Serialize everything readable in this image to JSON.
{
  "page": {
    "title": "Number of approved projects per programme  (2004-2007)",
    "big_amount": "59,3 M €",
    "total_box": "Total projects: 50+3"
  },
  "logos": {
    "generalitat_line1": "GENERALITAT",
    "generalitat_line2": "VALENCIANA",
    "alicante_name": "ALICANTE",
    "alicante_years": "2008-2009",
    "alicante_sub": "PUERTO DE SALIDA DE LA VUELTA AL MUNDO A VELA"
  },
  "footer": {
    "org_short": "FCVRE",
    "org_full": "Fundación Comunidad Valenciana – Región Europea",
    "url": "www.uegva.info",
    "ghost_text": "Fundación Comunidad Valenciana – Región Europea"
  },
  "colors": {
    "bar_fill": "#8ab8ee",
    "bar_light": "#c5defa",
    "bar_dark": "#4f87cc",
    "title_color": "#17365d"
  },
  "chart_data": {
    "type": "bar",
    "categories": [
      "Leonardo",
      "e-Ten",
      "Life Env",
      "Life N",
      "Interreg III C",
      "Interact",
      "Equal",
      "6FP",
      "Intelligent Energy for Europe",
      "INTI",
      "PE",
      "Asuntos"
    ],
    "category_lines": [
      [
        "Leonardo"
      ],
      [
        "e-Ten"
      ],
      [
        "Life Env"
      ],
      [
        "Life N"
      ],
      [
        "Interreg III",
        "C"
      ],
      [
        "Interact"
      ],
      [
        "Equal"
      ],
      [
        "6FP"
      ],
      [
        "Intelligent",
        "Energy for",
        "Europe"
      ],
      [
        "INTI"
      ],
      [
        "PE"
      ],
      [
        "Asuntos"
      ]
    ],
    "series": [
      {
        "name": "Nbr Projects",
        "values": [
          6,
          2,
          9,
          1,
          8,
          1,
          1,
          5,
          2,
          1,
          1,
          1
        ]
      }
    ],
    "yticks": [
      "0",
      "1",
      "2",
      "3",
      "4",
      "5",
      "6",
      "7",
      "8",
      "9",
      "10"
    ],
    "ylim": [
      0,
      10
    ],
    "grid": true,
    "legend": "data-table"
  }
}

• Directions:
From the records above, extract everything verbatim.

• Output below:
Serialize everything readable in this image to JSON.
{
  "page": {
    "title": "Number of approved projects per programme  (2004-2007)",
    "big_amount": "59,3 M €",
    "total_box": "Total projects: 50+3"
  },
  "logos": {
    "generalitat_line1": "GENERALITAT",
    "generalitat_line2": "VALENCIANA",
    "alicante_name": "ALICANTE",
    "alicante_years": "2008-2009",
    "alicante_sub": "PUERTO DE SALIDA DE LA VUELTA AL MUNDO A VELA"
  },
  "footer": {
    "org_short": "FCVRE",
    "org_full": "Fundación Comunidad Valenciana – Región Europea",
    "url": "www.uegva.info",
    "ghost_text": "Fundación Comunidad Valenciana – Región Europea"
  },
  "colors": {
    "bar_fill": "#8ab8ee",
    "bar_light": "#c5defa",
    "bar_dark": "#4f87cc",
    "title_color": "#17365d"
  },
  "chart_data": {
    "type": "bar",
    "categories": [
      "Leonardo",
      "e-Ten",
      "Life Env",
      "Life N",
      "Interreg III C",
      "Interact",
      "Equal",
      "6FP",
      "Intelligent Energy for Europe",
      "INTI",
      "PE",
      "Asuntos"
    ],
    "category_lines": [
      [
        "Leonardo"
      ],
      [
        "e-Ten"
      ],
      [
        "Life Env"
      ],
      [
        "Life N"
      ],
      [
        "Interreg III",
        "C"
      ],
      [
        "Interact"
      ],
      [
        "Equal"
      ],
      [
        "6FP"
      ],
      [
        "Intelligent",
        "Energy for",
        "Europe"
      ],
      [
        "INTI"
      ],
      [
        "PE"
      ],
      [
        "Asuntos"
      ]
    ],
    "series": [
      {
        "name": "Nbr Projects",
        "values": [
          6,
          2,
          9,
          1,
          8,
          1,
          1,
          5,
          2,
          1,
          1,
          1
        ]
      }
    ],
    "yticks": [
      "0",
      "1",
      "2",
      "3",
      "4",
      "5",
      "6",
      "7",
      "8",
      "9",
      "10"
    ],
    "ylim": [
      0,
      10
    ],
    "grid": true,
    "legend": "data-table"
  }
}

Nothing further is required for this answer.